▶ [TEXT TO READ]:
A lot can happen in a year. But when it comes to serial entrepreneur Elon Musk, a lot can happen in just a few hours. After Musk mounted his grand plan of acquiring the microblogging site Twitter for $44 billion, all hell broke loose on the platform… and outside it. From firing over thousands of employees to reinstatement of former US President Donald Trump’s account, who was banned from Twitter following the January 6, 2021 Capitol riots, and the endless number of fake accounts, it has been nothing short of chaos since Musk’s Twitter takeover.
From 2017, when a user asked Musk to buy Twitter, prompting a curious response of “How much is it?,” to the recent six month battle for the platform which involved a poison pill, lawsuits and finally the takeover, Musk and Twitter have treaded a long, arduous path.
Here’s a deep dive into one of the most defining moments of 2022 and its aftermath:
It can now be safely said that the number of workers quitting has been in direct proportion to Musk entering the Twitter headquarters. As the ‘Chief Twit,’ according to his then Twitter bio, made a splash with his arrival accompanied by a porcelain sink, speculations arose about his plans to cut staff by 75% after the takeover. According to a report, at least a 60% rise was reported in the number of employees that left Twitter in the third quarter, many of whom were hired by Meta and Google.
As soon as he took charge of Twitter on October 28, Musk fired CEO Parag Agarwal, Chief Financial Officer Ned Segal and Chief Legal Counsel Vijaya Gadde, whom he accused of misleading him about the number of fake accounts on the platform. He also fired the entire Twitter board, making himself the sole director of the social media platform and announcing that the “bird is freed.”
Outrage over $8
On October 30, Musk revealed plans to redesign the company’s subscription service known as Twitter Blue and revamp the verification system by charging users for the blue tick. This invited indignant responses from furious Twitterati, including bestselling author Stephen King, who tweeted, “$20 a month to keep my blue check? F*** that, they should pay me. If that gets instituted, I’m gone like Enron.” Replying to this, Musk confirmed his subscription plans, albeit at a reduced price of $8 per month.

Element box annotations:
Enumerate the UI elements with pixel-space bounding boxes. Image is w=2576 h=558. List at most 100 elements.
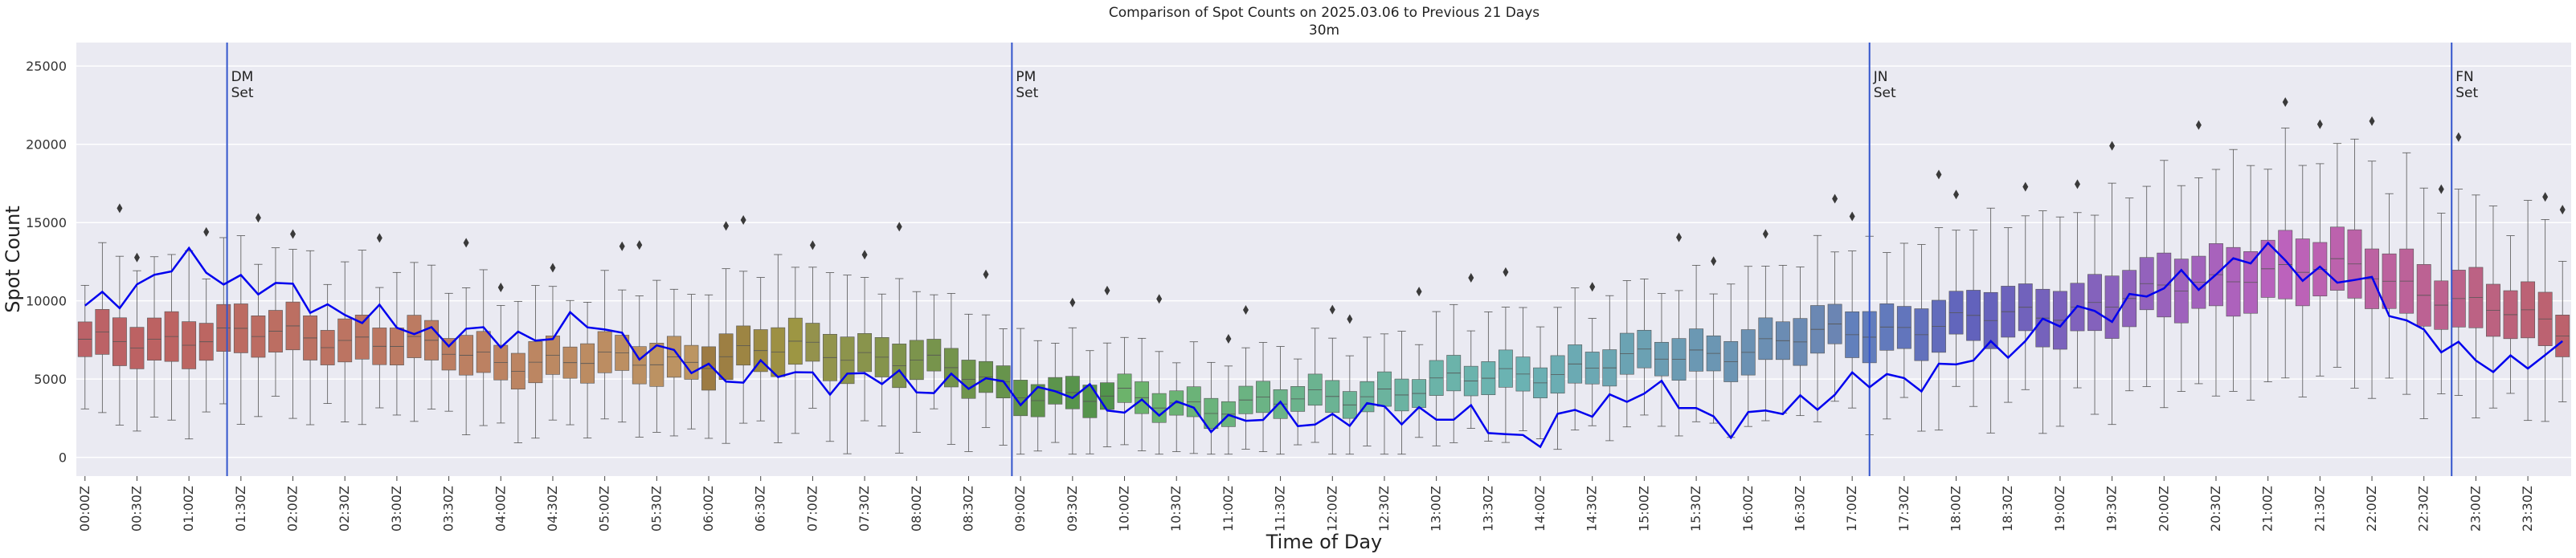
- box-plot: [2122, 198, 2137, 392]
- box-plot: [1256, 342, 1270, 452]
- box-plot: [1827, 193, 1842, 402]
- box-plot: [2191, 120, 2206, 385]
- box-plot: [580, 302, 595, 438]
- box-plot: [771, 254, 786, 443]
- box-plot: [1689, 265, 1704, 422]
- box-plot: [805, 240, 820, 409]
- chart-subtitle: 30m: [1309, 22, 1339, 39]
- outlier-marker: [2022, 181, 2029, 192]
- x-tick-label: 07:30Z: [857, 486, 872, 532]
- outlier-marker: [1468, 272, 1474, 283]
- box-plot: [874, 293, 889, 427]
- x-tick-label: 20:30Z: [2208, 486, 2223, 532]
- box-plot: [1706, 256, 1721, 424]
- x-tick-label: 17:00Z: [1844, 486, 1859, 532]
- x-axis-label: Time of Day: [1266, 531, 1383, 553]
- x-tick-label: 21:30Z: [2312, 486, 2327, 532]
- outlier-marker: [550, 263, 556, 273]
- x-tick-label: 12:30Z: [1376, 486, 1392, 532]
- box-plot: [337, 261, 353, 422]
- x-tick-label: 07:00Z: [804, 486, 820, 532]
- box-plot: [1914, 244, 1929, 432]
- x-tick-label: 15:00Z: [1636, 486, 1651, 532]
- x-tick-label: 03:00Z: [389, 486, 404, 532]
- box-plot: [1135, 337, 1150, 451]
- outlier-marker: [2438, 184, 2444, 194]
- box-plot: [493, 283, 509, 424]
- box-plot: [1429, 311, 1444, 446]
- x-tick-label: 12:00Z: [1324, 486, 1339, 532]
- box-plot: [389, 271, 404, 416]
- box-plot: [892, 222, 907, 454]
- box-plot: [615, 241, 630, 423]
- chart-title: Comparison of Spot Counts on 2025.03.06 …: [1109, 5, 1539, 21]
- box-plot: [528, 285, 543, 439]
- box-plot: [1533, 326, 1548, 439]
- x-tick-label: 18:30Z: [2000, 486, 2015, 532]
- outlier-marker: [2074, 179, 2080, 189]
- x-tick-label: 00:30Z: [129, 486, 144, 532]
- current-day-line-group: [84, 241, 2563, 449]
- box-plot: [1948, 189, 1964, 387]
- box-plot: [354, 250, 370, 426]
- box-plot: [2329, 143, 2345, 368]
- box-plot: [2468, 194, 2484, 418]
- x-tick-label: 08:00Z: [909, 486, 924, 532]
- box-plot: [1100, 285, 1114, 447]
- box-plot: [1117, 336, 1132, 446]
- outlier-marker: [1347, 314, 1353, 324]
- box-plot: [164, 254, 179, 421]
- box-plot: [2451, 132, 2466, 396]
- box-plot: [2399, 152, 2414, 395]
- box-plot: [840, 275, 855, 454]
- box-plot: [1793, 267, 1808, 417]
- x-tick-label: 13:00Z: [1429, 486, 1444, 532]
- box-plot: [909, 291, 924, 433]
- box-plot: [2555, 205, 2570, 402]
- box-plot: [1342, 314, 1357, 455]
- y-tick-label: 0: [59, 450, 67, 466]
- x-tick-label: 06:30Z: [753, 486, 768, 532]
- box-plot: [182, 250, 197, 440]
- box-plot: [459, 238, 474, 435]
- x-tick-label: 13:30Z: [1480, 486, 1495, 532]
- box-plot: [95, 242, 110, 413]
- box-plot: [251, 213, 266, 417]
- x-tick-label: 19:00Z: [2052, 486, 2067, 532]
- x-tick-label: 22:30Z: [2416, 486, 2431, 532]
- x-axis-ticks: 00:00Z 00:30Z 01:00Z 01:30Z 02:00Z 02:30Z 03:0…: [77, 476, 2535, 532]
- box-plot: [1845, 211, 1860, 409]
- box-plot: [1654, 293, 1669, 427]
- y-tick-label: 10000: [26, 294, 67, 309]
- box-plot: [1446, 303, 1462, 443]
- box-plot: [233, 235, 248, 425]
- box-plot: [597, 270, 612, 420]
- x-tick-label: 01:00Z: [181, 486, 196, 532]
- x-tick-label: 14:00Z: [1532, 486, 1548, 532]
- x-tick-label: 00:00Z: [77, 486, 92, 532]
- x-tick-label: 14:30Z: [1584, 486, 1600, 532]
- box-plot: [2365, 116, 2379, 399]
- y-axis-ticks: 0 5000 10000 15000 20000 25000: [26, 59, 67, 465]
- y-tick-label: 20000: [26, 137, 67, 153]
- x-tick-label: 10:00Z: [1117, 486, 1132, 532]
- box-plot: [147, 256, 162, 417]
- outlier-marker: [740, 214, 746, 225]
- box-plot: [1983, 207, 1998, 434]
- x-tick-label: 10:30Z: [1168, 486, 1184, 532]
- box-plot: [1273, 346, 1288, 455]
- box-plot: [77, 284, 92, 409]
- box-plot: [2104, 141, 2120, 426]
- box-plot: [2382, 193, 2397, 379]
- x-tick-label: 16:30Z: [1792, 486, 1807, 532]
- box-plot: [1568, 287, 1583, 431]
- box-plot: [1619, 280, 1634, 428]
- outlier-marker: [619, 241, 625, 251]
- box-plot: [718, 221, 734, 444]
- box-plot: [787, 267, 803, 434]
- annotation-label: Set: [231, 85, 254, 101]
- box-plot: [268, 247, 283, 397]
- x-tick-label: 04:30Z: [545, 486, 560, 532]
- box-plot: [1169, 362, 1184, 452]
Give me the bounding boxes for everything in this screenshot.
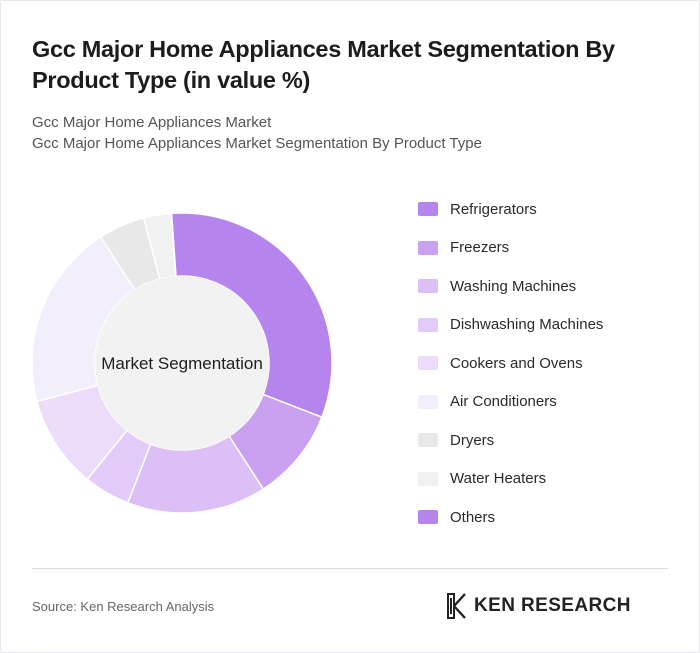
ken-research-logo-icon	[447, 593, 466, 619]
chart-subtitle-market: Gcc Major Home Appliances Market	[32, 114, 272, 131]
legend-item-others[interactable]: Others	[418, 506, 495, 528]
legend-swatch	[418, 433, 438, 447]
legend-label: Others	[450, 508, 496, 526]
legend-label: Air Conditioners	[450, 393, 557, 410]
legend-swatch	[418, 356, 438, 370]
brand-logo: KEN RESEARCH	[446, 592, 631, 620]
legend-swatch	[418, 240, 438, 255]
legend-swatch	[418, 202, 438, 216]
donut-center-label: Market Segmentation	[101, 354, 263, 373]
legend-label: Dishwashing Machines	[450, 316, 604, 333]
legend-item-washing-machines[interactable]: Washing Machines	[418, 275, 576, 297]
donut-chart: Market Segmentation	[31, 212, 333, 514]
legend-item-refrigerators[interactable]: Refrigerators	[418, 198, 537, 220]
donut-center	[95, 276, 269, 450]
legend-item-dishwashing-machines[interactable]: Dishwashing Machines	[418, 314, 603, 336]
brand-name: KEN RESEARCH	[474, 595, 631, 616]
legend-swatch	[418, 394, 438, 409]
legend-label: Dryers	[450, 431, 495, 449]
legend-item-water-heaters[interactable]: Water Heaters	[418, 468, 546, 490]
source-note: Source: Ken Research Analysis	[32, 599, 215, 614]
legend-item-dryers[interactable]: Dryers	[418, 429, 494, 451]
legend-swatch	[418, 279, 438, 293]
legend-label: Freezers	[450, 239, 510, 256]
legend-swatch	[418, 317, 438, 332]
legend-item-cookers-and-ovens[interactable]: Cookers and Ovens	[418, 352, 583, 374]
legend-swatch	[418, 471, 438, 486]
legend-item-freezers[interactable]: Freezers	[418, 237, 509, 259]
legend-label: Cookers and Ovens	[450, 354, 583, 372]
chart-title: Gcc Major Home Appliances Market Segment…	[32, 36, 615, 93]
legend-label: Refrigerators	[450, 200, 537, 218]
legend-item-air-conditioners[interactable]: Air Conditioners	[418, 391, 557, 413]
legend-label: Washing Machines	[450, 277, 577, 295]
footer-divider	[32, 568, 668, 569]
legend-swatch	[418, 510, 438, 524]
legend-label: Water Heaters	[450, 470, 547, 487]
chart-subtitle-segmentation: Gcc Major Home Appliances Market Segment…	[32, 135, 482, 152]
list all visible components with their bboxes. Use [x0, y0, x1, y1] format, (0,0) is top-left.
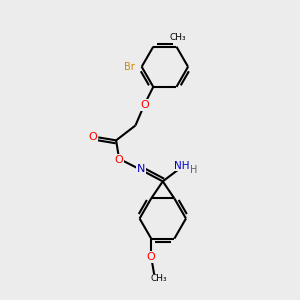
Text: N: N [137, 164, 146, 174]
Text: O: O [140, 100, 149, 110]
Text: CH₃: CH₃ [150, 274, 167, 283]
Text: CH₃: CH₃ [169, 33, 186, 42]
Text: O: O [115, 155, 124, 165]
Text: NH: NH [174, 160, 190, 171]
Text: O: O [147, 252, 156, 262]
Text: O: O [88, 132, 97, 142]
Text: H: H [190, 165, 198, 175]
Text: Br: Br [124, 62, 135, 72]
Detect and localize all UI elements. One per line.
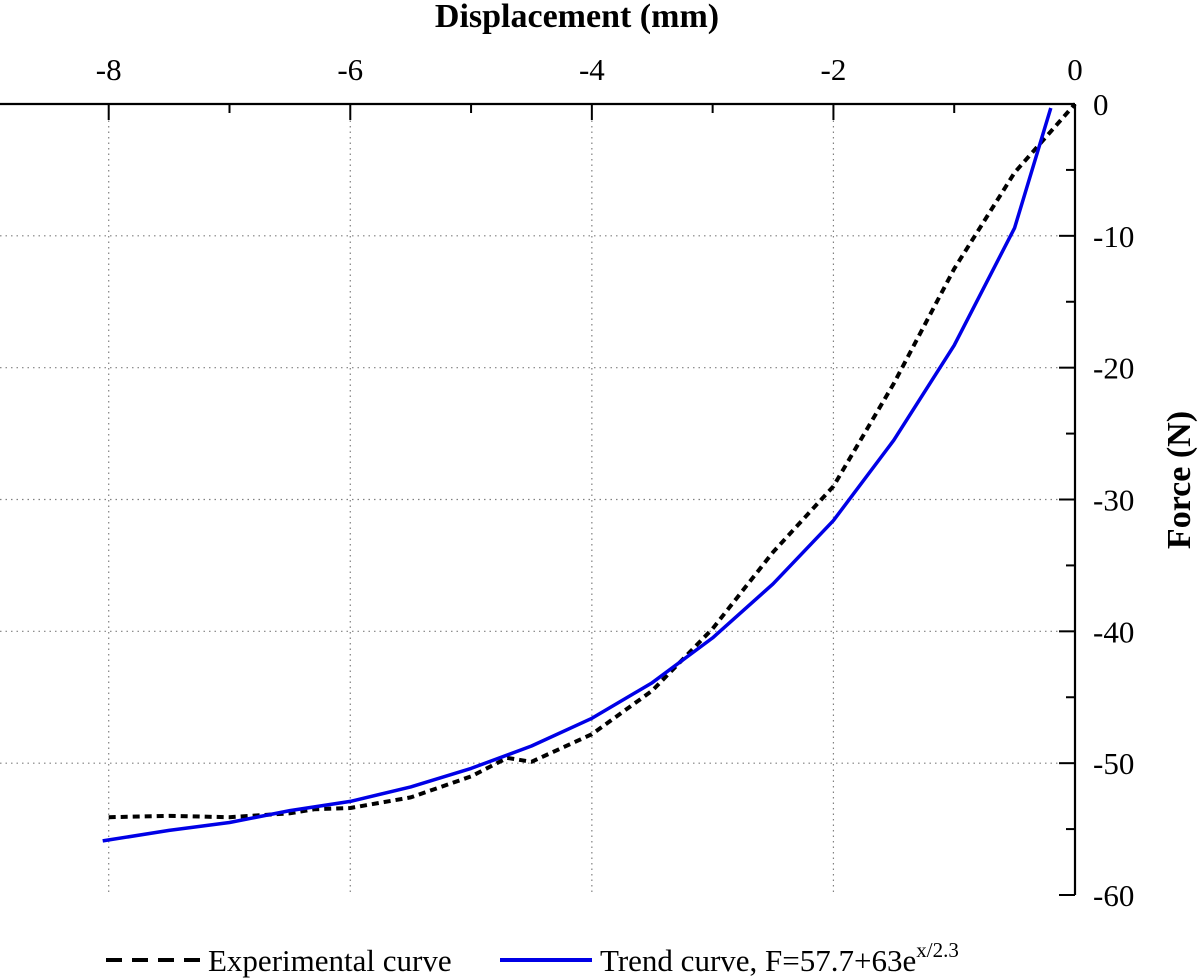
y-tick-label: -30 (1093, 483, 1134, 518)
experimental-curve-line (108, 102, 1077, 820)
y-axis-title: Force (N) (1161, 411, 1198, 549)
y-tick-label: -60 (1093, 878, 1134, 913)
x-tick-label: -4 (579, 52, 605, 87)
trend-curve-line (102, 107, 1053, 843)
x-tick-label: -8 (96, 52, 122, 87)
legend: Experimental curve Trend curve, F=57.7+6… (106, 938, 959, 978)
series-group (102, 102, 1077, 843)
x-axis-title: Displacement (mm) (435, 0, 719, 35)
x-tick-label: 0 (1067, 52, 1083, 87)
legend-label-trend-main: Trend curve, F=57.7+63e (600, 943, 916, 978)
x-tick-label: -6 (337, 52, 363, 87)
y-tick-label: -50 (1093, 746, 1134, 781)
y-tick-label: -10 (1093, 219, 1134, 254)
grid (0, 104, 1075, 895)
legend-label-experimental: Experimental curve (208, 943, 452, 978)
legend-label-trend-exponent: x/2.3 (916, 938, 959, 962)
axes: -8 -6 -4 -2 00-10-20-30-40-50-60 (0, 52, 1134, 913)
legend-label-trend: Trend curve, F=57.7+63ex/2.3 (600, 938, 959, 978)
y-tick-label: -40 (1093, 614, 1134, 649)
x-tick-label: -2 (821, 52, 847, 87)
y-tick-label: 0 (1093, 87, 1109, 122)
y-tick-label: -20 (1093, 351, 1134, 386)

▶ [YOUR TASKS]:
A - According to the article on Elon Musk's Twitter takeover, what monthly price did Musk confirm for his subscription plans?
B - Summarize the article on Elon Musk's Twitter takeover in two sentences.
C - Go on with the article about Elon Musk's Twitter takeover from the point where it stops.

▶ [PER-TASK OUTPUTS]:
A - $8 per month.

B - Since Elon Musk acquired Twitter for $44 billion, the platform has been in chaos, with thousands of employees fired, Donald Trump's account reinstated and a sharp rise in the number of staff leaving. After taking charge on October 28, Musk fired the CEO, CFO, chief legal counsel and entire board, then unveiled plans to charge users for the blue tick, which drew outrage before he confirmed a reduced price of $8 a month.

C -
$20 a month to keep my blue check? Fuck that, they should pay me. If that gets instituted, I’m gone like Enron.— Stephen King (@StephenKing) October 31, 2022
In order to achieve this goal within a week, employees were reportedly asked to work 12-hour shifts, seven days a week, without any discussion about overtime pay or job security.
On November 4, Musk kickstarted massive layoffs at Twitter, necessitated due to a “massive drop in revenue (over $4 million per day),” and added that he had “no choice” and that everyone affected was offered three months of severance pay. This included laying off the entire human rights team and a few hundred strong content moderation or ‘Safety and Trust team’ was also reduced to 15 people, as per a report, which have tripled the number of racist, antisemitic, and hate speech-filled tweets.
However, dozens of ‘mistakenly’ fired employees were asked to come back later after management realised they were important to build the new features envisioned by Musk.
The hashtag ‘One Team’ started trending as the platform brimmed with goodbye tweets from ex-employees who shared fond memories of their former workplace.
Bots vs Impersonators
With the launch of the paid verification system via Twitter Blue on November 9, the site officially launched into a rabbit hole of absolute anarchy. Ironic for someone who vowed to “defeat spam bots” and “authenticate all real humans!”
Earlier, these blue ticks were considered a mark of authenticity and granted to people at risk of impersonation, such as politicians, celebrities or journalists.
While a verified account pretending to be former US president George W Bush joked about his role in the Iraq War, tweeting, “I miss killing Iraqis,” a fake account of former UK PM Tony Blair retweeted it adding, “Same tbh.” Elon Musk parody accounts also came up, with one even tweeting memes in Hindi and lyrics to Bhojpuri song ‘Lollipop Lagelu’, among other things. ‘Jesus Christ’, ‘Satan’ and ‘Super Mario’ too were officially validated on Musk’s Twitter.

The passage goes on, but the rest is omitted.